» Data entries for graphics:
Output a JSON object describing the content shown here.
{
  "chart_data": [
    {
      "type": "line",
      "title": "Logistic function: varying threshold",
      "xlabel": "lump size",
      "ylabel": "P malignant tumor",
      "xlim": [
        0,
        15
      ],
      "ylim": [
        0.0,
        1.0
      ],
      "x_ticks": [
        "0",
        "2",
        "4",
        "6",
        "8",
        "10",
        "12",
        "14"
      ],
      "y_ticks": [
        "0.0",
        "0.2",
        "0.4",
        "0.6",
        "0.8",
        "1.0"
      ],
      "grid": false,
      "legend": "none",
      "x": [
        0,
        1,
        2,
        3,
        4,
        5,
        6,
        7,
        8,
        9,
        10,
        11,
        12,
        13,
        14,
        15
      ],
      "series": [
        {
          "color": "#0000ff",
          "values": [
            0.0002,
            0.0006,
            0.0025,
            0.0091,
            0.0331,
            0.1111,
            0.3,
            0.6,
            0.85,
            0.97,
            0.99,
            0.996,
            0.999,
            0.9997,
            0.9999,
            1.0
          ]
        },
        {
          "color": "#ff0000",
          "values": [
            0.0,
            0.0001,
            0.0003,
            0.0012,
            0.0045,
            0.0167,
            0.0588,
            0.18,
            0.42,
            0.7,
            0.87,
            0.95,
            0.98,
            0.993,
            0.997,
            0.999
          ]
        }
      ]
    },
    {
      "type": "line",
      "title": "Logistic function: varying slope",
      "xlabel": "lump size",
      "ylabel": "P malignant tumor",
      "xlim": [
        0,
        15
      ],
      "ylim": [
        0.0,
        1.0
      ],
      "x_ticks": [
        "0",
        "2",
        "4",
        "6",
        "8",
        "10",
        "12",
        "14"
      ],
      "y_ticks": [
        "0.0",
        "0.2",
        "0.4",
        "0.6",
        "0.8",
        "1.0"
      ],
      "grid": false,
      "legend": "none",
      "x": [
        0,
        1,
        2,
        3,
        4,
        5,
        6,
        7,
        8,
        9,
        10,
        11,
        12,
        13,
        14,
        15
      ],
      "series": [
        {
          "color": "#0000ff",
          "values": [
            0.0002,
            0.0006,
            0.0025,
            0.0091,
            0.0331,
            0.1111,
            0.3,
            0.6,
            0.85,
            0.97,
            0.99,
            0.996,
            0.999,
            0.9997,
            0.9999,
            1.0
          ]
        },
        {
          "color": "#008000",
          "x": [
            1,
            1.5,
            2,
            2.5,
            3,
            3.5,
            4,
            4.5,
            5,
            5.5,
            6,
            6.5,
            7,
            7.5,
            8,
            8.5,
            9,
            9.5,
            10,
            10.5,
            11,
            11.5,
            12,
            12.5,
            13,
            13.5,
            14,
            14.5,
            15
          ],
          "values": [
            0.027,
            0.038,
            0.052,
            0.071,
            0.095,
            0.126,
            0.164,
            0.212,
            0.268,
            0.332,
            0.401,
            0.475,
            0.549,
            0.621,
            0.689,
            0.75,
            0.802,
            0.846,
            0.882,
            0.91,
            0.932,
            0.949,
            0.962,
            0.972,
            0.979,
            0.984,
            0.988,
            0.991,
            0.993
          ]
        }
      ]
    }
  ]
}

» ASSIGNED TASK:
An exact written copy of every entry is the required answer.

» OUTPUT BELOW:
Output a JSON object describing the content shown here.
{
  "chart_data": [
    {
      "type": "line",
      "title": "Logistic function: varying threshold",
      "xlabel": "lump size",
      "ylabel": "P malignant tumor",
      "xlim": [
        0,
        15
      ],
      "ylim": [
        0.0,
        1.0
      ],
      "x_ticks": [
        "0",
        "2",
        "4",
        "6",
        "8",
        "10",
        "12",
        "14"
      ],
      "y_ticks": [
        "0.0",
        "0.2",
        "0.4",
        "0.6",
        "0.8",
        "1.0"
      ],
      "grid": false,
      "legend": "none",
      "x": [
        0,
        1,
        2,
        3,
        4,
        5,
        6,
        7,
        8,
        9,
        10,
        11,
        12,
        13,
        14,
        15
      ],
      "series": [
        {
          "color": "#0000ff",
          "values": [
            0.0002,
            0.0006,
            0.0025,
            0.0091,
            0.0331,
            0.1111,
            0.3,
            0.6,
            0.85,
            0.97,
            0.99,
            0.996,
            0.999,
            0.9997,
            0.9999,
            1.0
          ]
        },
        {
          "color": "#ff0000",
          "values": [
            0.0,
            0.0001,
            0.0003,
            0.0012,
            0.0045,
            0.0167,
            0.0588,
            0.18,
            0.42,
            0.7,
            0.87,
            0.95,
            0.98,
            0.993,
            0.997,
            0.999
          ]
        }
      ]
    },
    {
      "type": "line",
      "title": "Logistic function: varying slope",
      "xlabel": "lump size",
      "ylabel": "P malignant tumor",
      "xlim": [
        0,
        15
      ],
      "ylim": [
        0.0,
        1.0
      ],
      "x_ticks": [
        "0",
        "2",
        "4",
        "6",
        "8",
        "10",
        "12",
        "14"
      ],
      "y_ticks": [
        "0.0",
        "0.2",
        "0.4",
        "0.6",
        "0.8",
        "1.0"
      ],
      "grid": false,
      "legend": "none",
      "x": [
        0,
        1,
        2,
        3,
        4,
        5,
        6,
        7,
        8,
        9,
        10,
        11,
        12,
        13,
        14,
        15
      ],
      "series": [
        {
          "color": "#0000ff",
          "values": [
            0.0002,
            0.0006,
            0.0025,
            0.0091,
            0.0331,
            0.1111,
            0.3,
            0.6,
            0.85,
            0.97,
            0.99,
            0.996,
            0.999,
            0.9997,
            0.9999,
            1.0
          ]
        },
        {
          "color": "#008000",
          "x": [
            1,
            1.5,
            2,
            2.5,
            3,
            3.5,
            4,
            4.5,
            5,
            5.5,
            6,
            6.5,
            7,
            7.5,
            8,
            8.5,
            9,
            9.5,
            10,
            10.5,
            11,
            11.5,
            12,
            12.5,
            13,
            13.5,
            14,
            14.5,
            15
          ],
          "values": [
            0.027,
            0.038,
            0.052,
            0.071,
            0.095,
            0.126,
            0.164,
            0.212,
            0.268,
            0.332,
            0.401,
            0.475,
            0.549,
            0.621,
            0.689,
            0.75,
            0.802,
            0.846,
            0.882,
            0.91,
            0.932,
            0.949,
            0.962,
            0.972,
            0.979,
            0.984,
            0.988,
            0.991,
            0.993
          ]
        }
      ]
    }
  ]
}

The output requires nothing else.